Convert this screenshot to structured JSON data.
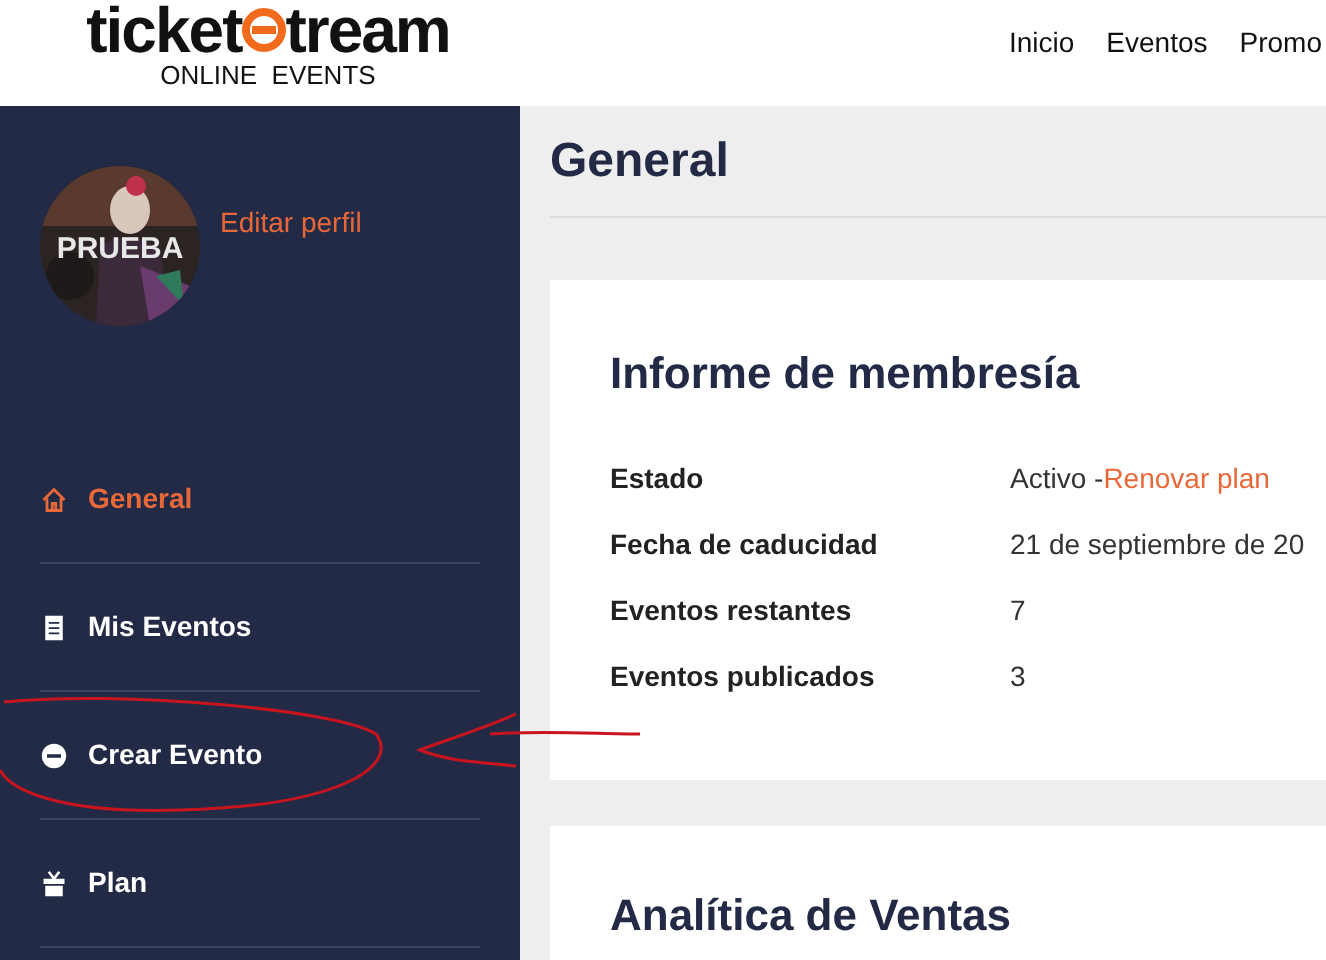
{
  "header": {
    "logo": {
      "left": "ticket",
      "right": "tream",
      "tagline": "ONLINE  EVENTS"
    },
    "nav": [
      {
        "label": "Inicio"
      },
      {
        "label": "Eventos"
      },
      {
        "label": "Promo"
      }
    ]
  },
  "sidebar": {
    "profile": {
      "avatar_label": "PRUEBA",
      "edit_link": "Editar perfil"
    },
    "items": [
      {
        "label": "General",
        "kind": "home",
        "selected": true
      },
      {
        "label": "Mis Eventos",
        "kind": "document",
        "selected": false
      },
      {
        "label": "Crear Evento",
        "kind": "plus",
        "selected": false
      },
      {
        "label": "Plan",
        "kind": "gift",
        "selected": false
      }
    ]
  },
  "page_title": "General",
  "membership": {
    "title": "Informe de membresía",
    "rows": [
      {
        "label": "Estado",
        "value": "Activo - ",
        "link": "Renovar plan"
      },
      {
        "label": "Fecha de caducidad",
        "value": "21 de septiembre de 20"
      },
      {
        "label": "Eventos restantes",
        "value": "7"
      },
      {
        "label": "Eventos publicados",
        "value": "3"
      }
    ]
  },
  "analytics": {
    "title": "Analítica de Ventas"
  }
}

——

▶ **Problem**: All of the data above should be transcribed verbatim, with pictures omitted.

▶ **Output for this exercise**:
Convert this screenshot to structured JSON data.
{
  "header": {
    "logo": {
      "left": "ticket",
      "right": "tream",
      "tagline": "ONLINE  EVENTS"
    },
    "nav": [
      {
        "label": "Inicio"
      },
      {
        "label": "Eventos"
      },
      {
        "label": "Promo"
      }
    ]
  },
  "sidebar": {
    "profile": {
      "avatar_label": "PRUEBA",
      "edit_link": "Editar perfil"
    },
    "items": [
      {
        "label": "General",
        "kind": "home",
        "selected": true
      },
      {
        "label": "Mis Eventos",
        "kind": "document",
        "selected": false
      },
      {
        "label": "Crear Evento",
        "kind": "plus",
        "selected": false
      },
      {
        "label": "Plan",
        "kind": "gift",
        "selected": false
      }
    ]
  },
  "page_title": "General",
  "membership": {
    "title": "Informe de membresía",
    "rows": [
      {
        "label": "Estado",
        "value": "Activo - ",
        "link": "Renovar plan"
      },
      {
        "label": "Fecha de caducidad",
        "value": "21 de septiembre de 20"
      },
      {
        "label": "Eventos restantes",
        "value": "7"
      },
      {
        "label": "Eventos publicados",
        "value": "3"
      }
    ]
  },
  "analytics": {
    "title": "Analítica de Ventas"
  }
}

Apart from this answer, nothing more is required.